> _WHAT IS NEEDED_
Using the listing below, please gather every line containing the word "General".

## Start DATA ROWS

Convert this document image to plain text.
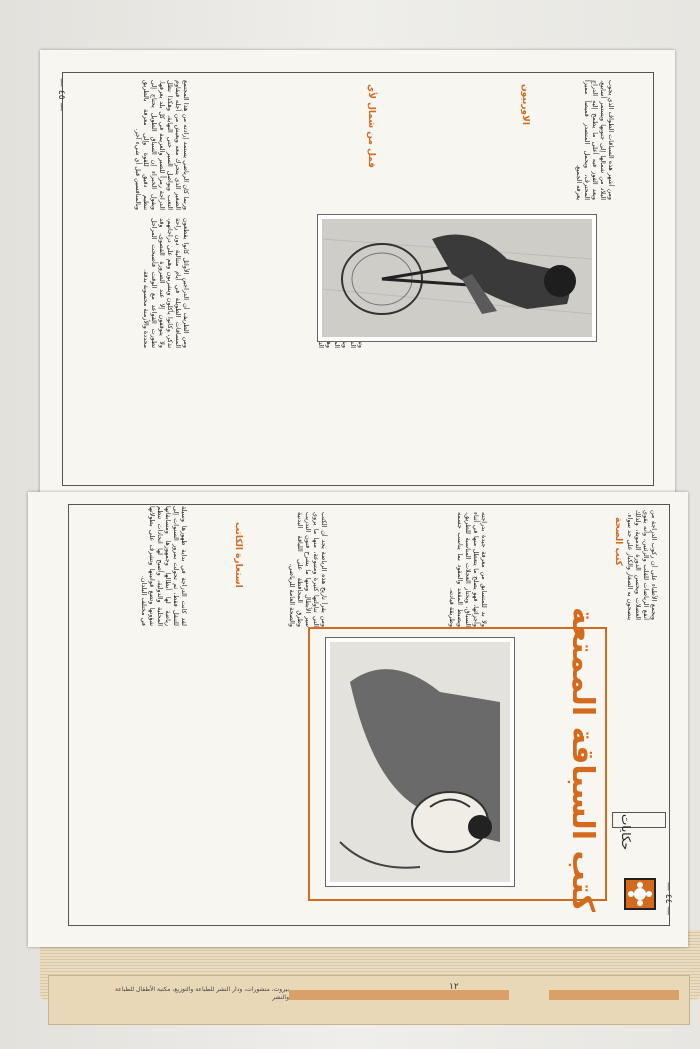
١٢
بيروت، منشورات، ودار النشر للطباعة والتوزيع، مكتبة الأطفال للطباعة والنشر
— ٤٥ —	وربما كان الرياضي يستمد إرادته من هذا المجتمع الصغير الذي يتحرك معه ويعيش من أجله فيقاوم التعب ويواصل السير حتى النهاية، وهكذا تظل الدراجة رمزاً للصبر والعزيمة في كل بلد يعرفها. ويقول الخبراء إن السباق الطويل يحتاج إلى تنظيم دقيق للقوة وإلى معرفة بالطريق وبالمنافسين قبل أي شيء آخر.
ومن الطريف أن الدراجين الأوائل كانوا يقطعون المسافات الطويلة في أيام متتالية دون راحة تذكر، وكانوا يأكلون ويشربون وهم على دراجاتهم، ولا يتوقفون إلا عند الضرورة القصوى. وقد تطورت القواعد مع الوقت فأصبحت المراحل محددة والأزمنة محسوبة بدقة.
قمل من شمال لأي	الاوربيون	ومن أشهر هذه السباقات الطواف الذي يجوب البلاد من شمالها إلى جنوبها ويستمر أسابيع، ويعد الفوز فيه أعلى ما يطمح إليه الدراج المحترف، ويحمل المتصدر قميصاً مميزاً يعرفه الجميع.
لقد كانت الدراجة في بداية ظهورها وسيلة للتنقل فقط، ثم تحولت بمرور السنوات إلى رياضة لها أبطالها وجمهورها ومسابقاتها المحلية والدولية، وأصبح لها اتحادات تنظم شؤونها وتضع قوانينها وتشرف على بطولاتها في مختلف البلدان.
استعارة الكاتب	ومن يقرأ تاريخ هذه الرياضة يجد أن الكتب التي تناولتها كثيرة ومتنوعة، منها ما يروي سير الأبطال ومنها ما يشرح فنون التدريب وطرق المحافظة على اللياقة البدنية والصحة العامة للرياضي.	ولا بد للمتسابق من معرفة جيدة بدراجته وأجزائها، فهو يصلح ما يتعطل منها في أثناء السباق، ويختار العجلات المناسبة للطريق، ويضبط المقعد والمقود بما يناسب جسمه وطريقة قيادته.
كتب الصحة	ويجمع الأطباء على أن ركوب الدراجة من أنفع الرياضات للقلب والرئتين، وأنه يقوي العضلات ويحسن الدورة الدموية، ولذلك ينصحون به الصغار والكبار على حد سواء.
حكايات
كتب السباقة الممتعة	— ٤٤ —
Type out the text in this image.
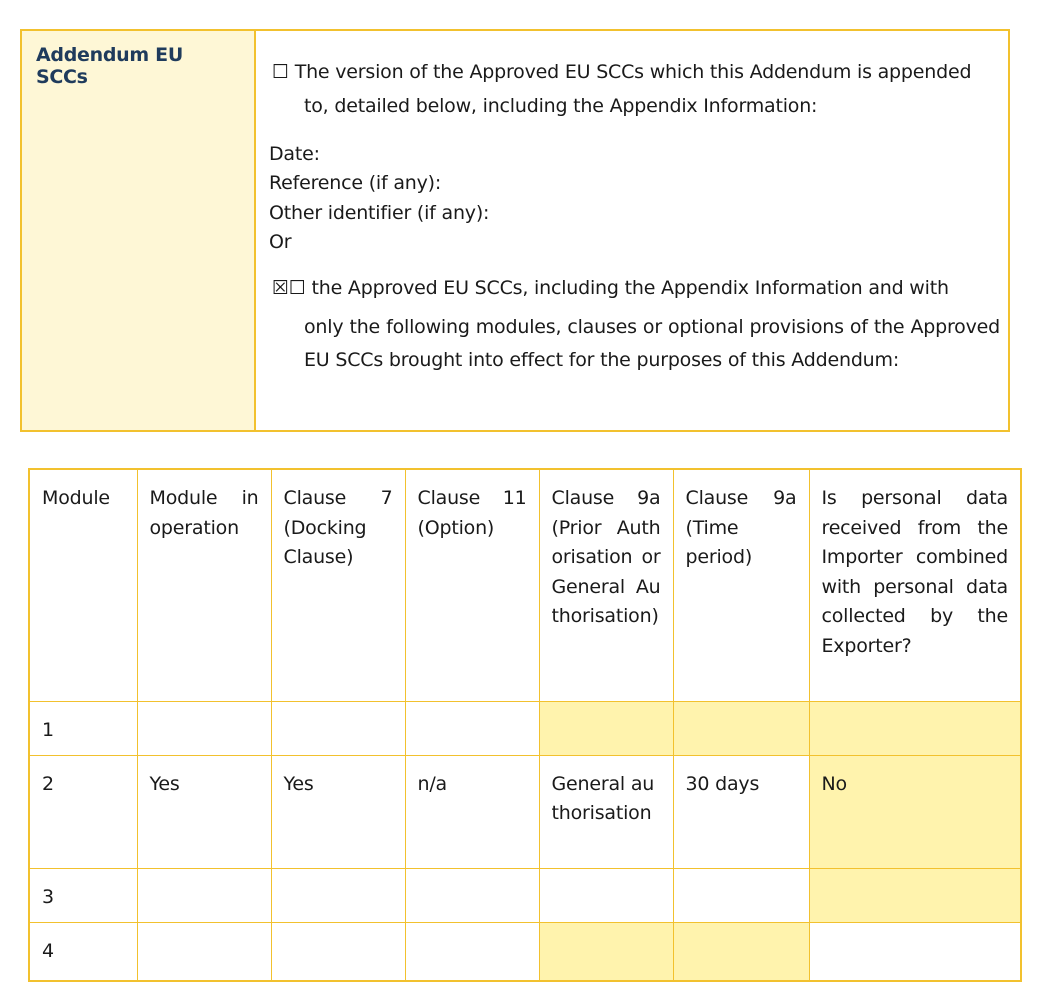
Addendum EU SCCs	☐ The version of the Approved EU SCCs which this Addendum is appended
to, detailed below, including the Appendix Information:
Date:
Reference (if any):
Other identifier (if any):
Or
☒☐ the Approved EU SCCs, including the Appendix Information and with
only the following modules, clauses or optional provisions of the Approved EU SCCs brought into effect for the purposes of this Addendum:
Module	Module in operation	Clause 7 (Docking Clause)	Clause 11 (Option)	Clause 9a (Prior Authorisation or General Authorisation)	Clause 9a (Time period)	Is personal data received from the Importer combined with personal data collected by the Exporter?
1						
2	Yes	Yes	n/a	General authorisation	30 days	No
3						
4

## End DATA ROWS

> _EXERCISE ANSWER_
Module	Module in operation	Clause 7 (Docking Clause)	Clause 11 (Option)	Clause 9a (Prior Authorisation or General Authorisation)	Clause 9a (Time period)	Is personal data received from the Importer combined with personal data collected by the Exporter?
2	Yes	Yes	n/a	General authorisation	30 days	No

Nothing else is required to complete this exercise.